** Start of LISTING **
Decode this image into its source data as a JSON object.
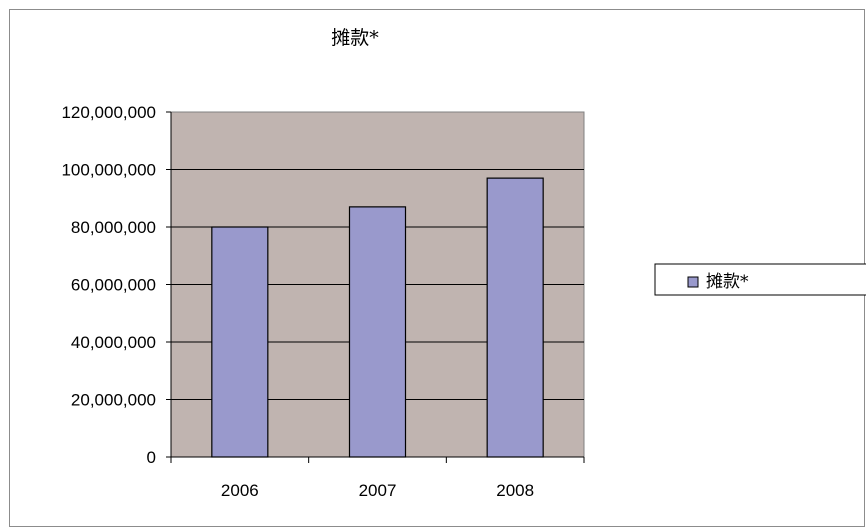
{
  "chart_data": {
    "type": "bar",
    "title": "摊款*",
    "categories": [
      "2006",
      "2007",
      "2008"
    ],
    "series": [
      {
        "name": "摊款*",
        "values": [
          80000000,
          87000000,
          97000000
        ],
        "color": "#9999cc"
      }
    ],
    "y_ticks": [
      "0",
      "20,000,000",
      "40,000,000",
      "60,000,000",
      "80,000,000",
      "100,000,000",
      "120,000,000"
    ],
    "ylim": [
      0,
      120000000
    ],
    "plot_background": "#c0b4b0",
    "grid": true,
    "legend_position": "right"
  }
}
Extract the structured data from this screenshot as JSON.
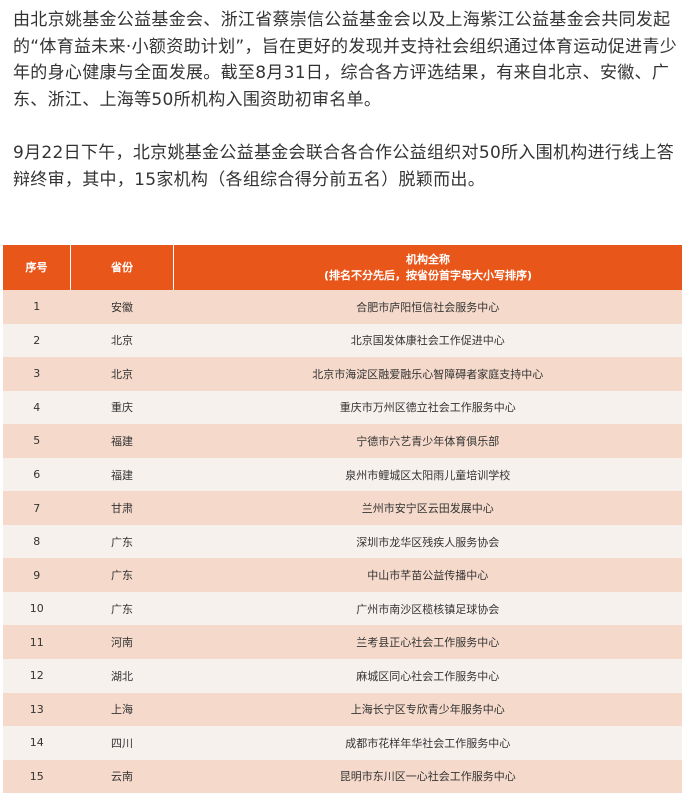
** End of LISTING **
Each record above is to be restated exactly, with its pictures removed from the copy.

• FULL SOLUTION:
Decode this image into its source data as a JSON object.
{
  "chart_data": {
    "type": "bar",
    "title": "摊款*",
    "categories": [
      "2006",
      "2007",
      "2008"
    ],
    "series": [
      {
        "name": "摊款*",
        "values": [
          80000000,
          87000000,
          97000000
        ],
        "color": "#9999cc"
      }
    ],
    "y_ticks": [
      "0",
      "20,000,000",
      "40,000,000",
      "60,000,000",
      "80,000,000",
      "100,000,000",
      "120,000,000"
    ],
    "ylim": [
      0,
      120000000
    ],
    "plot_background": "#c0b4b0",
    "grid": true,
    "legend_position": "right"
  }
}
Extract the structured data from this screenshot as JSON.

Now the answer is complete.